● Listed records
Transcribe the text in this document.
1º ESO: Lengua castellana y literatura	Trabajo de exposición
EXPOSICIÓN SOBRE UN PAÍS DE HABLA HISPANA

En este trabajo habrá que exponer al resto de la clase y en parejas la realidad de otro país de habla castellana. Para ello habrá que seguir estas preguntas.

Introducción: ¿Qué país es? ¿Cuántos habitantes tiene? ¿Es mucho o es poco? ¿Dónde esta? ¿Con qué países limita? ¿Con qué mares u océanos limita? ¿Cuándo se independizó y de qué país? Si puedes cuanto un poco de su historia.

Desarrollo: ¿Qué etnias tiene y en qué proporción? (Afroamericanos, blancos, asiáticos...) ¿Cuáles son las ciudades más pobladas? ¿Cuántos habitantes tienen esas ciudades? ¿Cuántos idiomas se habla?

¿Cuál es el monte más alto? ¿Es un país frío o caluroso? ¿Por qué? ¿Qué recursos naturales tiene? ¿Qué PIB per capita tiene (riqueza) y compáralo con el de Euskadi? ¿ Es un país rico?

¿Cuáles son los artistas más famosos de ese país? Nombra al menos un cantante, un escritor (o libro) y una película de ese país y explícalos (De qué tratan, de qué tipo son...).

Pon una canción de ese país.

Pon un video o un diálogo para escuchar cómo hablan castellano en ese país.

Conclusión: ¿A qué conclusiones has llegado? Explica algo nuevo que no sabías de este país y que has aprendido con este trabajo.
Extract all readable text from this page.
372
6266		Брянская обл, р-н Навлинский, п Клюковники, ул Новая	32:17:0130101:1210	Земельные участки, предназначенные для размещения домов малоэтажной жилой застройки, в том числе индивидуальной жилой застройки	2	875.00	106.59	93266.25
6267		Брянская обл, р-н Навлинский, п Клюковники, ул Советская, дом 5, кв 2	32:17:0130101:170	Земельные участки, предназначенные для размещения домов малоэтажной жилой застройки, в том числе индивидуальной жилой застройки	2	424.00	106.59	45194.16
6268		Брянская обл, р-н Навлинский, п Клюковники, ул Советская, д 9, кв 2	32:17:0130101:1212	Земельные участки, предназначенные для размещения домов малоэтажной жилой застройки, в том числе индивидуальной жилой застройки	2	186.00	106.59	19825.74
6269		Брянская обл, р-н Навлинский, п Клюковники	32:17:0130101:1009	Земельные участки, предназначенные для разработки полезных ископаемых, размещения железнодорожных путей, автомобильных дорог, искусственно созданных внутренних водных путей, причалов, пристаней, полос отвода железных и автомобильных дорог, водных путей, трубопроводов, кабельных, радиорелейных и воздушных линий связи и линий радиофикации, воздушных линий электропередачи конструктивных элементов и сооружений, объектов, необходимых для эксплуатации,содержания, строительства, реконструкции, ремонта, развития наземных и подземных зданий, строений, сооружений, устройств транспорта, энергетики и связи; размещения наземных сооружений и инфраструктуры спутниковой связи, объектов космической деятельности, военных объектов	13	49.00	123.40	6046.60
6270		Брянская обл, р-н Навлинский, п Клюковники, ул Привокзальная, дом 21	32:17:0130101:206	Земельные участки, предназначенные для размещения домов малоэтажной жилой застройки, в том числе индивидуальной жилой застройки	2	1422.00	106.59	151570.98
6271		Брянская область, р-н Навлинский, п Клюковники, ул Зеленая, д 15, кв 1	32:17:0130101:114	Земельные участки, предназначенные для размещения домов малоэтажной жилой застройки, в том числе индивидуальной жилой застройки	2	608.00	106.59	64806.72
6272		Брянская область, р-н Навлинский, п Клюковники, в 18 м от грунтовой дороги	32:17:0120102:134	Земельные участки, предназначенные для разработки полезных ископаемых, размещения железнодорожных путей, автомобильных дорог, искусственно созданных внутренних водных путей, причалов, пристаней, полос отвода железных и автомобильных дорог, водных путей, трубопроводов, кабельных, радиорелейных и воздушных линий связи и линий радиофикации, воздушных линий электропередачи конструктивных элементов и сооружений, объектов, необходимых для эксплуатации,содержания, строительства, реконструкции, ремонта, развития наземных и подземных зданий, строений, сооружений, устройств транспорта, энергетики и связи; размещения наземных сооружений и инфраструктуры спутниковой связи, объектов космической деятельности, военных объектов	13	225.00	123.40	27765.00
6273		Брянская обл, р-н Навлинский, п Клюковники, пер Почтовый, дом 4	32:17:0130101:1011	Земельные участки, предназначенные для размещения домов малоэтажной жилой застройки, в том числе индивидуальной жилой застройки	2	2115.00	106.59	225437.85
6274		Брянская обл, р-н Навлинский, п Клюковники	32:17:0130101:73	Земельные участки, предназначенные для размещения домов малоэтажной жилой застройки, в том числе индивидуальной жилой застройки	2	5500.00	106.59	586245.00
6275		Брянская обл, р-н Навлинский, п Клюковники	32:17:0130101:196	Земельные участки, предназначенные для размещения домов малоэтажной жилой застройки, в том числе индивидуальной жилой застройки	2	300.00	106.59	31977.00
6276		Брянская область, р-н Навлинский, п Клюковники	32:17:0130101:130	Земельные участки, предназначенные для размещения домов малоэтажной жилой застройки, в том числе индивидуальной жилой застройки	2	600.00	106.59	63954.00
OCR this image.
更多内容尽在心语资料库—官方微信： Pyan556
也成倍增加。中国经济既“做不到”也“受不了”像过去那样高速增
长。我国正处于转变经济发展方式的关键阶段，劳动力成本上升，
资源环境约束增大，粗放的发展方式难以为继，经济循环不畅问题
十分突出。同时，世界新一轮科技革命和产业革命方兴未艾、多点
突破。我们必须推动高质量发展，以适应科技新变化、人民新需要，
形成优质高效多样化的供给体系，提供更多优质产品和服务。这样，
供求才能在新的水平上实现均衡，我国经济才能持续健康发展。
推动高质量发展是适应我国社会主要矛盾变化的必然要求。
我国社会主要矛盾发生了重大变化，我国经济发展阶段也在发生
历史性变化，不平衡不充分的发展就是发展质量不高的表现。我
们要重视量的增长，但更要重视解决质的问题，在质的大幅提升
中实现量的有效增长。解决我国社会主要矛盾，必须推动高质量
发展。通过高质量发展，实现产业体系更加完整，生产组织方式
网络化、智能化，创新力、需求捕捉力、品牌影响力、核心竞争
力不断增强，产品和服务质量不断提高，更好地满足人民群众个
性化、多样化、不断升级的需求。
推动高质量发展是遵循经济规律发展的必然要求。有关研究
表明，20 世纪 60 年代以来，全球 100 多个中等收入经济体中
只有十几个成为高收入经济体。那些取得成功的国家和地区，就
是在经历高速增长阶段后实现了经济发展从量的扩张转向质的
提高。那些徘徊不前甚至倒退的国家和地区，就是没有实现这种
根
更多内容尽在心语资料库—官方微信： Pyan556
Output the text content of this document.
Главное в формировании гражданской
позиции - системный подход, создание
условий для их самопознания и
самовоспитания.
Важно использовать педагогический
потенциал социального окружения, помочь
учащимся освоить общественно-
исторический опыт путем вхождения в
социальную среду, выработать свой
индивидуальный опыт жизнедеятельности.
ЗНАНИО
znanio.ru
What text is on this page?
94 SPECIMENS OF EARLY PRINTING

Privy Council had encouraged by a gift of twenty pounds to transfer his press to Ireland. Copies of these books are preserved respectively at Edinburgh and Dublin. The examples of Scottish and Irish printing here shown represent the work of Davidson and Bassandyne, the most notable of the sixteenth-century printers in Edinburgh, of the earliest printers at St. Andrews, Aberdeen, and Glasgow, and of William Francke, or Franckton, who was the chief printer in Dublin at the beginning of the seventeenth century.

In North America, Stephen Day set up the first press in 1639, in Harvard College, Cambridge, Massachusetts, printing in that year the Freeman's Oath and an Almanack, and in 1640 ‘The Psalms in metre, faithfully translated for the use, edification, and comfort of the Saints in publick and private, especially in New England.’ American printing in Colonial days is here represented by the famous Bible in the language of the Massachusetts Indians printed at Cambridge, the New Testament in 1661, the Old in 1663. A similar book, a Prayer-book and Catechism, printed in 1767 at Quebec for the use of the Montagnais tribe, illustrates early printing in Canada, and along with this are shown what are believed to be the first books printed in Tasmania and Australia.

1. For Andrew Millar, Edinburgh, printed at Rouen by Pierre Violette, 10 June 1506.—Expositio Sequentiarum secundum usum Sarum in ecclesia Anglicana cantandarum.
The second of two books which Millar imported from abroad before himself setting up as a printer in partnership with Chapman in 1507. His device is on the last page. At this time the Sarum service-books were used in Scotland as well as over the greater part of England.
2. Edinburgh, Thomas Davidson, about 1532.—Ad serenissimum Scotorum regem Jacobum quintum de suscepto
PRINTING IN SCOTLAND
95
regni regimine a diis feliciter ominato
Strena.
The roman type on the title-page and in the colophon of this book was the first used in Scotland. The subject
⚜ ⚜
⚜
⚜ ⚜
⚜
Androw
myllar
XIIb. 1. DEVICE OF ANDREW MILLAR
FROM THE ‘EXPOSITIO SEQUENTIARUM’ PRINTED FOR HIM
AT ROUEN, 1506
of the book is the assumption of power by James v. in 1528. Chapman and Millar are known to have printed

● Work to complete
Gather all lines from the listing above in which "опыт" occurs.

● Answer to this problem
исторический опыт путем вхождения в
индивидуальный опыт жизнедеятельности.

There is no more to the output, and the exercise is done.